== DATASET

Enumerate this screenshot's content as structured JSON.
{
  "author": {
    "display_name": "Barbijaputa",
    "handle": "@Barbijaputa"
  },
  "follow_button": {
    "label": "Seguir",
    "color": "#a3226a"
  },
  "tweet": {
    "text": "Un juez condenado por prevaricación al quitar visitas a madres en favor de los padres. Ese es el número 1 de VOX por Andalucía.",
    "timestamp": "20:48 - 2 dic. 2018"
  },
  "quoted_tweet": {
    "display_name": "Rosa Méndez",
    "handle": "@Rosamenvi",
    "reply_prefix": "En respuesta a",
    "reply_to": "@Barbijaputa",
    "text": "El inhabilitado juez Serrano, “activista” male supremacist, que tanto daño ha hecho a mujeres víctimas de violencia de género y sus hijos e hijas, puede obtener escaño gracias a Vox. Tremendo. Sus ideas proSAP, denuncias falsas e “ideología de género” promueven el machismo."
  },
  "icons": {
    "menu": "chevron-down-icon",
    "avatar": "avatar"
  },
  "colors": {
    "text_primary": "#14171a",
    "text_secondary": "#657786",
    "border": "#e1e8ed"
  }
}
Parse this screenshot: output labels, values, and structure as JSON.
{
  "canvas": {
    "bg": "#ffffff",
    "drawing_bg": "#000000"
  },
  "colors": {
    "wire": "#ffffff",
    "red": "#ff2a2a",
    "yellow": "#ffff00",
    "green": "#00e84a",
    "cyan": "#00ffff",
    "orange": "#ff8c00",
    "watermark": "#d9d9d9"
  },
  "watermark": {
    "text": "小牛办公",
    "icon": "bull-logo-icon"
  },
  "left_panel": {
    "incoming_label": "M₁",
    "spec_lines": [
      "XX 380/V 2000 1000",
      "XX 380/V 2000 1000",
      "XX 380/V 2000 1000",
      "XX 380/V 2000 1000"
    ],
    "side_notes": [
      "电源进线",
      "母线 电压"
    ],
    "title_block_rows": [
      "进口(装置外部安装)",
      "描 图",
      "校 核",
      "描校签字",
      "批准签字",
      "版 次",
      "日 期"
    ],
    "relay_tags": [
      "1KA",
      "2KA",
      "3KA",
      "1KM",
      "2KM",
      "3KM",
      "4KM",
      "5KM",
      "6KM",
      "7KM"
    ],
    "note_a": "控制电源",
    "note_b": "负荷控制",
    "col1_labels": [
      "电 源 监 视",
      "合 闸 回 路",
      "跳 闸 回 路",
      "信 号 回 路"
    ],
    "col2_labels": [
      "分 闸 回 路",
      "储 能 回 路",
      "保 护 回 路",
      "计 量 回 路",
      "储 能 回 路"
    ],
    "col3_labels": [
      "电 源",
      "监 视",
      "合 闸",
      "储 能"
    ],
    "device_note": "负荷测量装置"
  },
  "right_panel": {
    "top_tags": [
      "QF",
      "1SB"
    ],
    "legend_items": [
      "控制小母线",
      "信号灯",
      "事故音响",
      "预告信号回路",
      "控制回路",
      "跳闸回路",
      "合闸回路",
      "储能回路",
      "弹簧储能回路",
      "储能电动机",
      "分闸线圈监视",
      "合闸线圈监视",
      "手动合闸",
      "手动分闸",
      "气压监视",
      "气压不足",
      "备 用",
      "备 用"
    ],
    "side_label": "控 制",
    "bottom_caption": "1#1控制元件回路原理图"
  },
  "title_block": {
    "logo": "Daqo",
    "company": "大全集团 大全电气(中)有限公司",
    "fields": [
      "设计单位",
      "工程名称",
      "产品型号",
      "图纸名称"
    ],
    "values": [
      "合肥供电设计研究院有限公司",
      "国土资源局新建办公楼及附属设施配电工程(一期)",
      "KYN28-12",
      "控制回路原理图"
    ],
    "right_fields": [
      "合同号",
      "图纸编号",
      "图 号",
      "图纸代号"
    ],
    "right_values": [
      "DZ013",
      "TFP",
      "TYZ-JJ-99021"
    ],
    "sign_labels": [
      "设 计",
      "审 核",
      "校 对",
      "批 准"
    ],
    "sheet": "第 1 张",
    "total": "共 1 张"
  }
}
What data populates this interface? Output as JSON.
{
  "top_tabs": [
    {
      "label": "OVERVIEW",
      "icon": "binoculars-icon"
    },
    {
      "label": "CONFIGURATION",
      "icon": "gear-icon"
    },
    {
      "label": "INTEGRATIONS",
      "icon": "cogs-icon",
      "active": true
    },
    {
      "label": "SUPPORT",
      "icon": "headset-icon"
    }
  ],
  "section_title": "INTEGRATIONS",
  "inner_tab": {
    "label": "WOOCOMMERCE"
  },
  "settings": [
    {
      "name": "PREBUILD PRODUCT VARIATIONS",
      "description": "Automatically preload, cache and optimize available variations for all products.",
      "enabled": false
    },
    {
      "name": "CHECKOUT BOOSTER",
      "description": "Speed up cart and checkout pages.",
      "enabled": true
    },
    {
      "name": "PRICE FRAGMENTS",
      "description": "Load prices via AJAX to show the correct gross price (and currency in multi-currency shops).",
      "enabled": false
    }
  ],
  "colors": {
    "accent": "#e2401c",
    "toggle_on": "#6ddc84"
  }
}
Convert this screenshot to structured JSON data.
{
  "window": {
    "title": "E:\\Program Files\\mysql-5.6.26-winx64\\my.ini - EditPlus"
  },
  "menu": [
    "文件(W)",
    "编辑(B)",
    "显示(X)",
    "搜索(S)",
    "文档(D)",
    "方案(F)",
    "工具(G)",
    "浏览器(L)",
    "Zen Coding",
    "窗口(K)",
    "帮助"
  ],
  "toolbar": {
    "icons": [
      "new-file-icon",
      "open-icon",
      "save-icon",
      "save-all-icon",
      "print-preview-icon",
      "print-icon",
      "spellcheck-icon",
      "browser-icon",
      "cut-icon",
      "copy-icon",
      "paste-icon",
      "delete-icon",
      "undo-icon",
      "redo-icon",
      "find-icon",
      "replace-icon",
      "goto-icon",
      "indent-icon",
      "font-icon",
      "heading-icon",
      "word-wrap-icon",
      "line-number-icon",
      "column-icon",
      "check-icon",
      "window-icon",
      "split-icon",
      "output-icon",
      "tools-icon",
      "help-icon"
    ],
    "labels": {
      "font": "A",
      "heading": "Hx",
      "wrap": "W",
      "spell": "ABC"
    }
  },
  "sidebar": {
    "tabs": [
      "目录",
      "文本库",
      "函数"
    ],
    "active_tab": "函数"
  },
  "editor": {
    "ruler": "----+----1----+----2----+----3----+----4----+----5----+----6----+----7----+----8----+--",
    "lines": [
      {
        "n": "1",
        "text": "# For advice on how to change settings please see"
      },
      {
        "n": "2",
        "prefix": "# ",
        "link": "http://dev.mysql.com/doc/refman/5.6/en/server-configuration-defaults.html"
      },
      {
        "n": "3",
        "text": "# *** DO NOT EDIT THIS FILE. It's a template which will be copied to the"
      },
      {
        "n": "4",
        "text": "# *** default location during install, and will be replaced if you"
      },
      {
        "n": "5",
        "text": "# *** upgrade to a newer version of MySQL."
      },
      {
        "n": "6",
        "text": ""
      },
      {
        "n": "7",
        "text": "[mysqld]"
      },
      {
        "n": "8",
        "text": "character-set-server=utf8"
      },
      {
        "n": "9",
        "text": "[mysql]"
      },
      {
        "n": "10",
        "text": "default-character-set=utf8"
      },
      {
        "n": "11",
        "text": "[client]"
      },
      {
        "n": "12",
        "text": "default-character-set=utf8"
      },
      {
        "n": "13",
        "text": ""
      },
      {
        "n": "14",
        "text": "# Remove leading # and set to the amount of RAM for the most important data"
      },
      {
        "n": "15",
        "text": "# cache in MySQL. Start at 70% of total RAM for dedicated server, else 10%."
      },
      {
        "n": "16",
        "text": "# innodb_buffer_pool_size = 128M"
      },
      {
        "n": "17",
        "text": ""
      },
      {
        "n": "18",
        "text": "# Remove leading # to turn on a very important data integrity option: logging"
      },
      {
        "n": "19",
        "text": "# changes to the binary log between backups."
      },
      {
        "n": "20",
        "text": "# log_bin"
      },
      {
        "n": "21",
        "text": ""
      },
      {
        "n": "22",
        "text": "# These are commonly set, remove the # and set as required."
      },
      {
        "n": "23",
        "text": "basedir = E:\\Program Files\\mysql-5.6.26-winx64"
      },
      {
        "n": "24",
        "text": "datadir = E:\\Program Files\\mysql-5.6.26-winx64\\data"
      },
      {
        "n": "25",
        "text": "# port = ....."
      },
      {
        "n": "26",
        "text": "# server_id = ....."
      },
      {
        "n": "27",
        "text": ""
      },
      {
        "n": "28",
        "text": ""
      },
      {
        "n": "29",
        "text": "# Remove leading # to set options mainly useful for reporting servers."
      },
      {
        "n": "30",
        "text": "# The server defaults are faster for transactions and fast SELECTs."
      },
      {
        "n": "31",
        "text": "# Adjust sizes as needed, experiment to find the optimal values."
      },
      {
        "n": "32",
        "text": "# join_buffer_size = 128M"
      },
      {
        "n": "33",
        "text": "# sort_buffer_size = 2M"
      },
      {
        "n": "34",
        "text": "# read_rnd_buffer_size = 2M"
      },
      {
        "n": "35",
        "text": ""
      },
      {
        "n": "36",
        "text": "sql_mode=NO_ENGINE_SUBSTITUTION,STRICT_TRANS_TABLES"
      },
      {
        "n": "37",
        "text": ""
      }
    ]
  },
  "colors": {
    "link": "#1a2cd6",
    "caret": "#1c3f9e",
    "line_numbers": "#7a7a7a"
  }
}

====

● SHORT TASK
Reply with one number only: the count of lines in the entries that contain "cache".

● RESPONSE
2